Task details:
Whenever a line contains the string "control", copy it out of the entries.

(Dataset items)

══════════

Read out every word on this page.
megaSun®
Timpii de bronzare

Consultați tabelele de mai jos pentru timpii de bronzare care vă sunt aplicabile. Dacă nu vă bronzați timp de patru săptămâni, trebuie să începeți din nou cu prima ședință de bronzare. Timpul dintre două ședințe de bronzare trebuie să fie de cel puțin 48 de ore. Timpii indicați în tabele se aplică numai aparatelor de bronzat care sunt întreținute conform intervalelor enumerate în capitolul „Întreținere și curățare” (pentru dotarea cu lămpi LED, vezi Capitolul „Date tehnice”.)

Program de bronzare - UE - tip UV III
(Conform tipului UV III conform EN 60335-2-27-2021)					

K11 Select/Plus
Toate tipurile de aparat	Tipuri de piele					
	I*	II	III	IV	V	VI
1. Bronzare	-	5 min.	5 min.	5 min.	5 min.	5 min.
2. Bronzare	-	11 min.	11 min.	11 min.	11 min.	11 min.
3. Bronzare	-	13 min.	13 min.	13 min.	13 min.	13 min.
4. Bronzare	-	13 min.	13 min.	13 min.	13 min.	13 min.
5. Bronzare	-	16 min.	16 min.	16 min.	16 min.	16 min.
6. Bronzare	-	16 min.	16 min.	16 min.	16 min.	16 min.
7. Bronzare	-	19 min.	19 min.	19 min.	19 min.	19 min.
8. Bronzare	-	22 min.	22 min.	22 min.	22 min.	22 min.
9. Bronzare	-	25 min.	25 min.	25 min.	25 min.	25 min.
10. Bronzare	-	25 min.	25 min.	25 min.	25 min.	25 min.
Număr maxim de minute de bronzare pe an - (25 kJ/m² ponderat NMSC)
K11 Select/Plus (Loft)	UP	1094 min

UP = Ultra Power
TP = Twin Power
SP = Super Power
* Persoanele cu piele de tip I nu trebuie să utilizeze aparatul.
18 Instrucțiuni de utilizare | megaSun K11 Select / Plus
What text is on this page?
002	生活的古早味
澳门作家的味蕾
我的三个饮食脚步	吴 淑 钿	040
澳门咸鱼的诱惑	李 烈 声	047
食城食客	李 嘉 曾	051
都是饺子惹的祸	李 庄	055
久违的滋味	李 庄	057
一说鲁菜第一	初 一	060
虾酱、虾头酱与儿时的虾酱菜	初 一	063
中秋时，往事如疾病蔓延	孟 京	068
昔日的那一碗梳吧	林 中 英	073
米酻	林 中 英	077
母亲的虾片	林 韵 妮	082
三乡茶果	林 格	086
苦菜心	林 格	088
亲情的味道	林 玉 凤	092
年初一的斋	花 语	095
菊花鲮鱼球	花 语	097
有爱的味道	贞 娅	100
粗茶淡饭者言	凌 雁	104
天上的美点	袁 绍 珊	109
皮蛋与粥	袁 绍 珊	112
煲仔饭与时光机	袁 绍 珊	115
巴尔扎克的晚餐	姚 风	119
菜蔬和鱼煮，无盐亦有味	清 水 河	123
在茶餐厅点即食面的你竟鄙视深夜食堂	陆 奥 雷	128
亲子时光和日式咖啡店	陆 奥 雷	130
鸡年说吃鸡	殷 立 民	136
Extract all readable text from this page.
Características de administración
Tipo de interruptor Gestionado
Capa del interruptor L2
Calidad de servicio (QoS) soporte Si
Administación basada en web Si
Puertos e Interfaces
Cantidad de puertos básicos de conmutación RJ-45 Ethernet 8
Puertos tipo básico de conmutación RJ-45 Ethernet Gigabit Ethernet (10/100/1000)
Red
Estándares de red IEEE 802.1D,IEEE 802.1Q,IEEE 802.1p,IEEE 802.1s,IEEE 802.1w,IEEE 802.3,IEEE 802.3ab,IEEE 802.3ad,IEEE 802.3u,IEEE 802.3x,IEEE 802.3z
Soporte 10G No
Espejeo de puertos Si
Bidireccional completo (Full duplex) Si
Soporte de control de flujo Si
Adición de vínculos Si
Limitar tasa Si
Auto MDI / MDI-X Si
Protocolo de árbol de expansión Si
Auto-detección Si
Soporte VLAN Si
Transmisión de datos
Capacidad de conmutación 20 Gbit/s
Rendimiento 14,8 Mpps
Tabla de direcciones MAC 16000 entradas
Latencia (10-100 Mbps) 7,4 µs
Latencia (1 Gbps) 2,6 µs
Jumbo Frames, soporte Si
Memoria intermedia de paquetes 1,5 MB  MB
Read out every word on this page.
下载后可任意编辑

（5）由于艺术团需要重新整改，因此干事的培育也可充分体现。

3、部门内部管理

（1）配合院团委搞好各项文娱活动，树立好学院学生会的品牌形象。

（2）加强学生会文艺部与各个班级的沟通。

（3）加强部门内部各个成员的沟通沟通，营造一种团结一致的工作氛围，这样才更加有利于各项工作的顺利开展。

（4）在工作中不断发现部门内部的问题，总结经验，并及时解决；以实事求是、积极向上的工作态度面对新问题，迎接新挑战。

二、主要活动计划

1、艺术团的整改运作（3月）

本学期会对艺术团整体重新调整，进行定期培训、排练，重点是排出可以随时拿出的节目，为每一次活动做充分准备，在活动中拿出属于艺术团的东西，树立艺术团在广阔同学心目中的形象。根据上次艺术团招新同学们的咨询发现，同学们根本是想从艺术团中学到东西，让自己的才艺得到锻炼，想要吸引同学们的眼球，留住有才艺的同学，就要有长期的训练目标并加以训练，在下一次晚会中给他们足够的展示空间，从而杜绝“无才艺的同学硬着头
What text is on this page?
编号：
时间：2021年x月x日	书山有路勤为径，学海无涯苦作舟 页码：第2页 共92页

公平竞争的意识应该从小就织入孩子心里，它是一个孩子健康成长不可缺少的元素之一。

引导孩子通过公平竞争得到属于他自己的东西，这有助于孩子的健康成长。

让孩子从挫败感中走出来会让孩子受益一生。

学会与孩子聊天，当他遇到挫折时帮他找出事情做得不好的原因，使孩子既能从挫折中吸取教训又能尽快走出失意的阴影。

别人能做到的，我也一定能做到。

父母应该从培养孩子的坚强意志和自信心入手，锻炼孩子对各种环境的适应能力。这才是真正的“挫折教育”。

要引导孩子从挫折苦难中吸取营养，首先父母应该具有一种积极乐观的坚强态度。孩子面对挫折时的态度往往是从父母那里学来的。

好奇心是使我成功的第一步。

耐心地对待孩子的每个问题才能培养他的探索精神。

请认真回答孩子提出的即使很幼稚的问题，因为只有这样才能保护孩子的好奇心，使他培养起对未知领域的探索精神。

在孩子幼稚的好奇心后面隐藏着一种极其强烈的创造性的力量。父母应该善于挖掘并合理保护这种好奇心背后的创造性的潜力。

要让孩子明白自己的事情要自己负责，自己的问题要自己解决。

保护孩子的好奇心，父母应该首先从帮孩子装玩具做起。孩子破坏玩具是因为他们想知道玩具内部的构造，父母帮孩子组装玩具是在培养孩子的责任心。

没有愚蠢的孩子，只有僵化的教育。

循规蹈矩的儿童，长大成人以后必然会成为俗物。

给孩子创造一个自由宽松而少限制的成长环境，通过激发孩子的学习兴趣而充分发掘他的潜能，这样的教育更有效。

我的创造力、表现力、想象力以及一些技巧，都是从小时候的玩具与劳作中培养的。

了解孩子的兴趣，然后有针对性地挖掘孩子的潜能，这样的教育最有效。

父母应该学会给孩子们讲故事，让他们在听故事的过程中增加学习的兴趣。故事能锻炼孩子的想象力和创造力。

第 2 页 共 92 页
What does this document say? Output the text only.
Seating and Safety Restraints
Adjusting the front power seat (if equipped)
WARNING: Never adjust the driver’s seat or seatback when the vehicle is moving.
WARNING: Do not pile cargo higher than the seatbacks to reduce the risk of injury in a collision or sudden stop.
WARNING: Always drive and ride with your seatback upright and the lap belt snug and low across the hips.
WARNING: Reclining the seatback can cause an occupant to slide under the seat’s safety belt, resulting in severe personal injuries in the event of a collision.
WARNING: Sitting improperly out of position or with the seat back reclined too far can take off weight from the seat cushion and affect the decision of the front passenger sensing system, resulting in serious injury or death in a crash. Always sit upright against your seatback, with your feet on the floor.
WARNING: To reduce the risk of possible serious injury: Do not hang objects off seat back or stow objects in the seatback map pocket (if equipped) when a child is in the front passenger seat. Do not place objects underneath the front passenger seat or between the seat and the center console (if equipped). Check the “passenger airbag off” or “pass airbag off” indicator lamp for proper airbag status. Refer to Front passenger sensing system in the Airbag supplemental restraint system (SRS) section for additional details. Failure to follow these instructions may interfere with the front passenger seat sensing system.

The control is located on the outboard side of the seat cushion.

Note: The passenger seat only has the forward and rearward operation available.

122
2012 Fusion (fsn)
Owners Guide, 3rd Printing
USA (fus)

══════════

Complete response:
Soporte de control de flujo Si
The control is located on the outboard side of the seat cushion.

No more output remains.